AIM
Gather every line from the entries below that includes "text".

+ + + +

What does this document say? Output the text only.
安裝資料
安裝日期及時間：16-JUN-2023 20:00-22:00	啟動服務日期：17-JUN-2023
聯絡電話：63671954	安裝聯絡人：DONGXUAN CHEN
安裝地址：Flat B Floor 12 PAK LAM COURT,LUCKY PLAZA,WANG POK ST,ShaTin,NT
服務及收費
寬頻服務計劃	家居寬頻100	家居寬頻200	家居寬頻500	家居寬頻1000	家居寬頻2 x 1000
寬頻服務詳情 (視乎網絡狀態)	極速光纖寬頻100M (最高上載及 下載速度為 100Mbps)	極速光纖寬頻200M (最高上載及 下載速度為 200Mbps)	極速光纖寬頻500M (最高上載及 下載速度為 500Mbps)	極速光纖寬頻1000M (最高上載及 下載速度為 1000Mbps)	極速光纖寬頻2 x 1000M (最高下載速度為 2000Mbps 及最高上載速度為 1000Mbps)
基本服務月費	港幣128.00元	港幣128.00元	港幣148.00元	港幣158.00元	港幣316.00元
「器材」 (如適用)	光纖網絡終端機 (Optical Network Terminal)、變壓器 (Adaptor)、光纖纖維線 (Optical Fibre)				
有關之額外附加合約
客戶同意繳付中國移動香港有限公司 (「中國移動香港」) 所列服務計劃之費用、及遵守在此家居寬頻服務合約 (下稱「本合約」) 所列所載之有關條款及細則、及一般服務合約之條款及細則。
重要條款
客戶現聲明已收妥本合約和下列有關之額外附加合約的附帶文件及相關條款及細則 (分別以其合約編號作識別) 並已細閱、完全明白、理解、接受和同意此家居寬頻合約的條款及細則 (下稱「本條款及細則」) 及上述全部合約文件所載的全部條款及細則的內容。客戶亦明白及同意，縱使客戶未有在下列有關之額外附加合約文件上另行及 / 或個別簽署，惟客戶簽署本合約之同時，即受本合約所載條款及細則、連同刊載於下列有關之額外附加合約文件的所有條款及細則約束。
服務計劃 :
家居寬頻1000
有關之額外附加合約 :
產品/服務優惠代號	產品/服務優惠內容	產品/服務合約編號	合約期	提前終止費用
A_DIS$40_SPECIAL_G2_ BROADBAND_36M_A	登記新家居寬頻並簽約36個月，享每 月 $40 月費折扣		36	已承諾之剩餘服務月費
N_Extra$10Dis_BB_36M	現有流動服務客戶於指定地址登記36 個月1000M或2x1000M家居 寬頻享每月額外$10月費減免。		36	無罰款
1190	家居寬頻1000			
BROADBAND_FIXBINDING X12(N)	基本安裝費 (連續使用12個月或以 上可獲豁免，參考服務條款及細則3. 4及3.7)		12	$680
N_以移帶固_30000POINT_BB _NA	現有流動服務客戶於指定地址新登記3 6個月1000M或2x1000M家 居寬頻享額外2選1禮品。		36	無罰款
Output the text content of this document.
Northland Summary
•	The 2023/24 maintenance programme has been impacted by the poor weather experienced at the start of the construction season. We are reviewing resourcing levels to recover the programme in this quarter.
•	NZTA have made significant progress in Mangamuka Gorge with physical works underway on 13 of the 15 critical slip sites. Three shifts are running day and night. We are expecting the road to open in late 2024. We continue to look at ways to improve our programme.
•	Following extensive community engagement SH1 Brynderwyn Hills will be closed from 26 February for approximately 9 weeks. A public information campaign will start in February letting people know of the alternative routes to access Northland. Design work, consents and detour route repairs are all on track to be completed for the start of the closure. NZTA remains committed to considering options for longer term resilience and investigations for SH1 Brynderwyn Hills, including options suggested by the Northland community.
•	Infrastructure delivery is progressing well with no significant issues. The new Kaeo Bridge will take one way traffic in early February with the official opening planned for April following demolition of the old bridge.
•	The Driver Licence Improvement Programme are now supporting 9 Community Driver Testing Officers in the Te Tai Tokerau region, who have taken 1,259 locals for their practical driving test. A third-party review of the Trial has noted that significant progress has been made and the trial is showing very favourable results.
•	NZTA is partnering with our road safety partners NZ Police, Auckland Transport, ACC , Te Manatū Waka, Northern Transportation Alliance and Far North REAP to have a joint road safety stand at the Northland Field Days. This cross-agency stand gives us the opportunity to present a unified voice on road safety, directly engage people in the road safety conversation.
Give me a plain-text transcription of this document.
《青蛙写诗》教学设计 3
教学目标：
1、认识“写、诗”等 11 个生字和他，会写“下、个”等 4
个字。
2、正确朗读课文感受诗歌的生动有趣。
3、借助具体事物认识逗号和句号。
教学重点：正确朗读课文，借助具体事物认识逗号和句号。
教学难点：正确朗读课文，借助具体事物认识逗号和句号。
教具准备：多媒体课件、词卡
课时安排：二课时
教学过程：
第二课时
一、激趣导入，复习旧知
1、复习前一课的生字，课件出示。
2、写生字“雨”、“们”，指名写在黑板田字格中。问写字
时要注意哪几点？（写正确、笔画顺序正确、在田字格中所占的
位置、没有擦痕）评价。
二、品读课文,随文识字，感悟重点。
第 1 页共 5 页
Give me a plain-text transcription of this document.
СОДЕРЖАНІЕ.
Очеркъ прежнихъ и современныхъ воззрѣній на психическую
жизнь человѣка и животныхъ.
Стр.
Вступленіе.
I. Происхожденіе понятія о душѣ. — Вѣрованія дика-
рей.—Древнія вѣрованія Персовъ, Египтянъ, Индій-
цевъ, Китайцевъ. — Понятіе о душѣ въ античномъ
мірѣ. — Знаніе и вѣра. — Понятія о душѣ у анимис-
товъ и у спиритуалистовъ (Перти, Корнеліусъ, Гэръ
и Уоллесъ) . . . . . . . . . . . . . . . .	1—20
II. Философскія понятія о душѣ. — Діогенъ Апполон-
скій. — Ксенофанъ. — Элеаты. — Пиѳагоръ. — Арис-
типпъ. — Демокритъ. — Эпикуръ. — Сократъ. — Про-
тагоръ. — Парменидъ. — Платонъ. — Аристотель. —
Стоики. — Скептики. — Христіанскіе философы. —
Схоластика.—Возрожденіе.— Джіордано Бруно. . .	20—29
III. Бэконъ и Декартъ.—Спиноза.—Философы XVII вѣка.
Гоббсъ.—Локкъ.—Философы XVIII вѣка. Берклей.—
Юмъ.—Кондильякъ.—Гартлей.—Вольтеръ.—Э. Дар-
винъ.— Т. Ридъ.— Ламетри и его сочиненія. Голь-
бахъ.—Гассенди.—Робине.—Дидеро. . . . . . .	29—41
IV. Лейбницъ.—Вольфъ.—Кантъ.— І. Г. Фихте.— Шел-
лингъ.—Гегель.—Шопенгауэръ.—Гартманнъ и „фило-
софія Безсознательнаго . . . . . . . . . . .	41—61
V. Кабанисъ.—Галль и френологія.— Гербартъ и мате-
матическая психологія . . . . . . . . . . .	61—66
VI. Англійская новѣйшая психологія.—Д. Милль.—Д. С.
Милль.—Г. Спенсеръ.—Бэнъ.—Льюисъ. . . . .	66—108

+ + + +

TASK RESULT
What does this document say? Output the text only.
Output the text content of this document.
Give me a plain-text transcription of this document.
Give me a plain-text transcription of this document.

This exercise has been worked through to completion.